- Set task:
List every line below containing "Thêm".

- Data rows:

--------------------------------

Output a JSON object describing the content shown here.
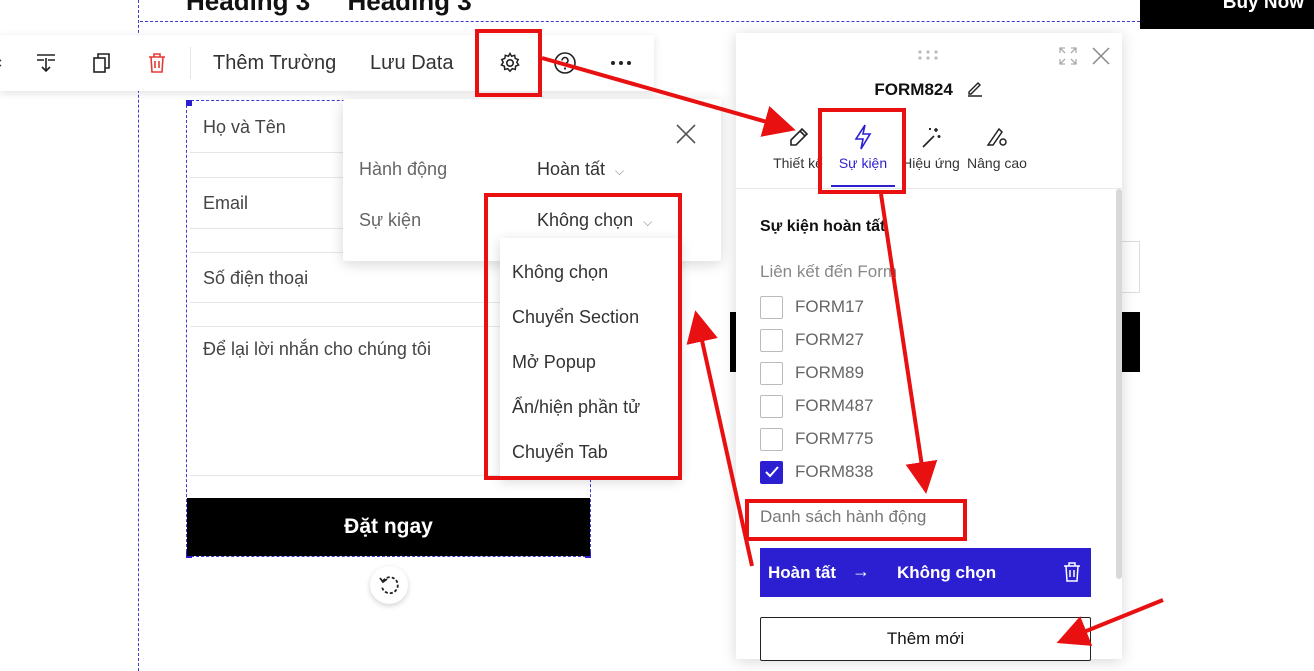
{
  "canvas": {
    "headings": [
      "Heading 3",
      "Heading 3"
    ],
    "buy_now": "Buy Now"
  },
  "toolbar": {
    "add_field": "Thêm Trường",
    "save_data": "Lưu Data",
    "icons": [
      "move-down-icon",
      "duplicate-icon",
      "trash-icon",
      "gear-icon",
      "help-icon",
      "more-icon"
    ]
  },
  "form": {
    "fields": [
      "Họ và Tên",
      "Email",
      "Số điện thoại",
      "Để lại lời nhắn cho chúng tôi"
    ],
    "submit_label": "Đặt ngay"
  },
  "settings_popover": {
    "action_label": "Hành động",
    "action_value": "Hoàn tất",
    "event_label": "Sự kiện",
    "event_value": "Không chọn"
  },
  "event_dropdown": {
    "options": [
      "Không chọn",
      "Chuyển Section",
      "Mở Popup",
      "Ẩn/hiện phần tử",
      "Chuyển Tab"
    ]
  },
  "panel": {
    "title": "FORM824",
    "tabs": [
      {
        "label": "Thiết kế",
        "icon": "pencil-icon"
      },
      {
        "label": "Sự kiện",
        "icon": "lightning-icon",
        "active": true
      },
      {
        "label": "Hiệu ứng",
        "icon": "magic-wand-icon"
      },
      {
        "label": "Nâng cao",
        "icon": "advanced-settings-icon"
      }
    ],
    "section_title": "Sự kiện hoàn tất",
    "link_label": "Liên kết đến Form",
    "forms": [
      {
        "name": "FORM17",
        "checked": false
      },
      {
        "name": "FORM27",
        "checked": false
      },
      {
        "name": "FORM89",
        "checked": false
      },
      {
        "name": "FORM487",
        "checked": false
      },
      {
        "name": "FORM775",
        "checked": false
      },
      {
        "name": "FORM838",
        "checked": true
      }
    ],
    "action_list_label": "Danh sách hành động",
    "action_item": {
      "from": "Hoàn tất",
      "to": "Không chọn"
    },
    "add_new": "Thêm mới"
  },
  "colors": {
    "accent": "#2b1fd1",
    "annotation": "#e81010",
    "delete": "#e53935"
  }
}
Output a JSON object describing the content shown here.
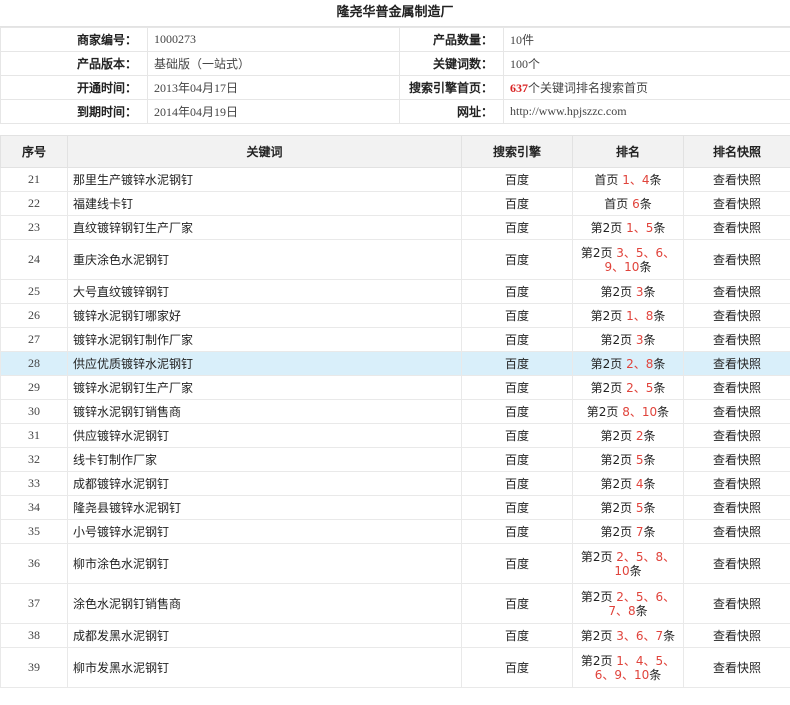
{
  "title": "隆尧华普金属制造厂",
  "info": [
    {
      "l1": "商家编号：",
      "v1": "1000273",
      "l2": "产品数量：",
      "v2": "10件"
    },
    {
      "l1": "产品版本：",
      "v1": "基础版（一站式）",
      "l2": "关键词数：",
      "v2": "100个"
    },
    {
      "l1": "开通时间：",
      "v1": "2013年04月17日",
      "l2": "搜索引擎首页：",
      "v2_red": "637",
      "v2": "个关键词排名搜索首页"
    },
    {
      "l1": "到期时间：",
      "v1": "2014年04月19日",
      "l2": "网址：",
      "v2": "http://www.hpjszzc.com"
    }
  ],
  "headers": {
    "no": "序号",
    "keyword": "关键词",
    "engine": "搜索引擎",
    "rank": "排名",
    "snapshot": "排名快照"
  },
  "highlight_color": "#d9effa",
  "rows": [
    {
      "no": "21",
      "keyword": "那里生产镀锌水泥钢钉",
      "engine": "百度",
      "page": "首页",
      "positions": "1、4",
      "suffix": "条",
      "snapshot": "查看快照"
    },
    {
      "no": "22",
      "keyword": "福建线卡钉",
      "engine": "百度",
      "page": "首页",
      "positions": "6",
      "suffix": "条",
      "snapshot": "查看快照"
    },
    {
      "no": "23",
      "keyword": "直纹镀锌钢钉生产厂家",
      "engine": "百度",
      "page": "第2页",
      "positions": "1、5",
      "suffix": "条",
      "snapshot": "查看快照"
    },
    {
      "no": "24",
      "keyword": "重庆涂色水泥钢钉",
      "engine": "百度",
      "page": "第2页",
      "positions": "3、5、6、9、10",
      "suffix": "条",
      "snapshot": "查看快照"
    },
    {
      "no": "25",
      "keyword": "大号直纹镀锌钢钉",
      "engine": "百度",
      "page": "第2页",
      "positions": "3",
      "suffix": "条",
      "snapshot": "查看快照"
    },
    {
      "no": "26",
      "keyword": "镀锌水泥钢钉哪家好",
      "engine": "百度",
      "page": "第2页",
      "positions": "1、8",
      "suffix": "条",
      "snapshot": "查看快照"
    },
    {
      "no": "27",
      "keyword": "镀锌水泥钢钉制作厂家",
      "engine": "百度",
      "page": "第2页",
      "positions": "3",
      "suffix": "条",
      "snapshot": "查看快照"
    },
    {
      "no": "28",
      "keyword": "供应优质镀锌水泥钢钉",
      "engine": "百度",
      "page": "第2页",
      "positions": "2、8",
      "suffix": "条",
      "snapshot": "查看快照"
    },
    {
      "no": "29",
      "keyword": "镀锌水泥钢钉生产厂家",
      "engine": "百度",
      "page": "第2页",
      "positions": "2、5",
      "suffix": "条",
      "snapshot": "查看快照"
    },
    {
      "no": "30",
      "keyword": "镀锌水泥钢钉销售商",
      "engine": "百度",
      "page": "第2页",
      "positions": "8、10",
      "suffix": "条",
      "snapshot": "查看快照"
    },
    {
      "no": "31",
      "keyword": "供应镀锌水泥钢钉",
      "engine": "百度",
      "page": "第2页",
      "positions": "2",
      "suffix": "条",
      "snapshot": "查看快照"
    },
    {
      "no": "32",
      "keyword": "线卡钉制作厂家",
      "engine": "百度",
      "page": "第2页",
      "positions": "5",
      "suffix": "条",
      "snapshot": "查看快照"
    },
    {
      "no": "33",
      "keyword": "成都镀锌水泥钢钉",
      "engine": "百度",
      "page": "第2页",
      "positions": "4",
      "suffix": "条",
      "snapshot": "查看快照"
    },
    {
      "no": "34",
      "keyword": "隆尧县镀锌水泥钢钉",
      "engine": "百度",
      "page": "第2页",
      "positions": "5",
      "suffix": "条",
      "snapshot": "查看快照"
    },
    {
      "no": "35",
      "keyword": "小号镀锌水泥钢钉",
      "engine": "百度",
      "page": "第2页",
      "positions": "7",
      "suffix": "条",
      "snapshot": "查看快照"
    },
    {
      "no": "36",
      "keyword": "柳市涂色水泥钢钉",
      "engine": "百度",
      "page": "第2页",
      "positions": "2、5、8、10",
      "suffix": "条",
      "snapshot": "查看快照"
    },
    {
      "no": "37",
      "keyword": "涂色水泥钢钉销售商",
      "engine": "百度",
      "page": "第2页",
      "positions": "2、5、6、7、8",
      "suffix": "条",
      "snapshot": "查看快照"
    },
    {
      "no": "38",
      "keyword": "成都发黑水泥钢钉",
      "engine": "百度",
      "page": "第2页",
      "positions": "3、6、7",
      "suffix": "条",
      "snapshot": "查看快照"
    },
    {
      "no": "39",
      "keyword": "柳市发黑水泥钢钉",
      "engine": "百度",
      "page": "第2页",
      "positions": "1、4、5、6、9、10",
      "suffix": "条",
      "snapshot": "查看快照"
    }
  ]
}
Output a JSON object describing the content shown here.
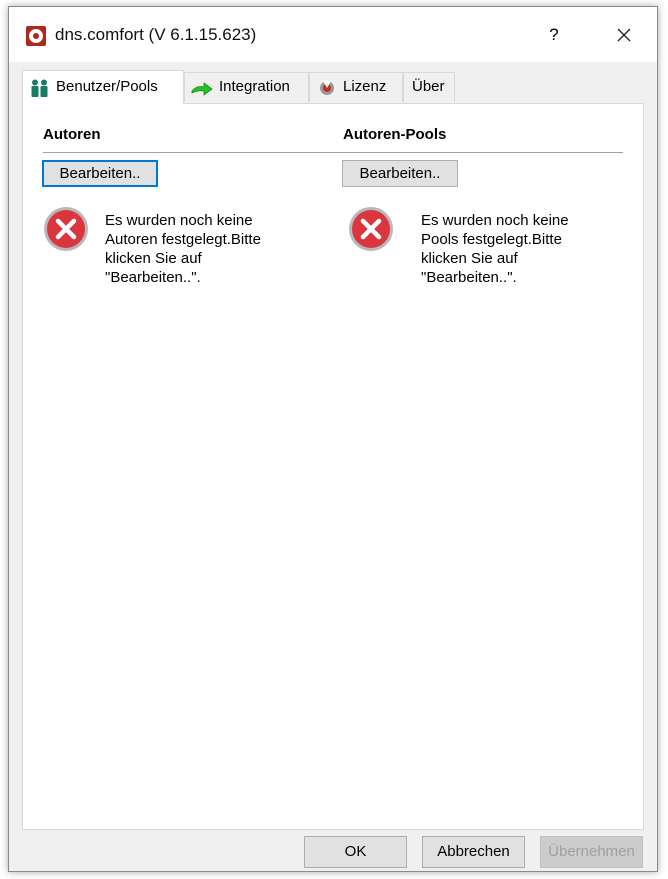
{
  "window": {
    "title": "dns.comfort (V 6.1.15.623)",
    "help_label": "?"
  },
  "tabs": [
    {
      "label": "Benutzer/Pools",
      "icon": "users-icon",
      "active": true
    },
    {
      "label": "Integration",
      "icon": "green-arrow-icon"
    },
    {
      "label": "Lizenz",
      "icon": "license-seal-icon"
    },
    {
      "label": "Über"
    }
  ],
  "left": {
    "heading": "Autoren",
    "button": "Bearbeiten..",
    "message_lines": [
      "Es wurden noch keine",
      "Autoren festgelegt.Bitte",
      "klicken Sie auf",
      "\"Bearbeiten..\"."
    ]
  },
  "right": {
    "heading": "Autoren-Pools",
    "button": "Bearbeiten..",
    "message_lines": [
      "Es wurden noch keine",
      "Pools festgelegt.Bitte",
      "klicken Sie auf",
      "\"Bearbeiten..\"."
    ]
  },
  "footer": {
    "ok": "OK",
    "cancel": "Abbrechen",
    "apply": "Übernehmen"
  },
  "colors": {
    "error_red": "#d9363e",
    "focus_blue": "#0078d7",
    "arrow_green": "#22c222"
  }
}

--------------------------------

- Exercise result:
    "add_field": "Thêm Trường",
    "add_new": "Thêm mới"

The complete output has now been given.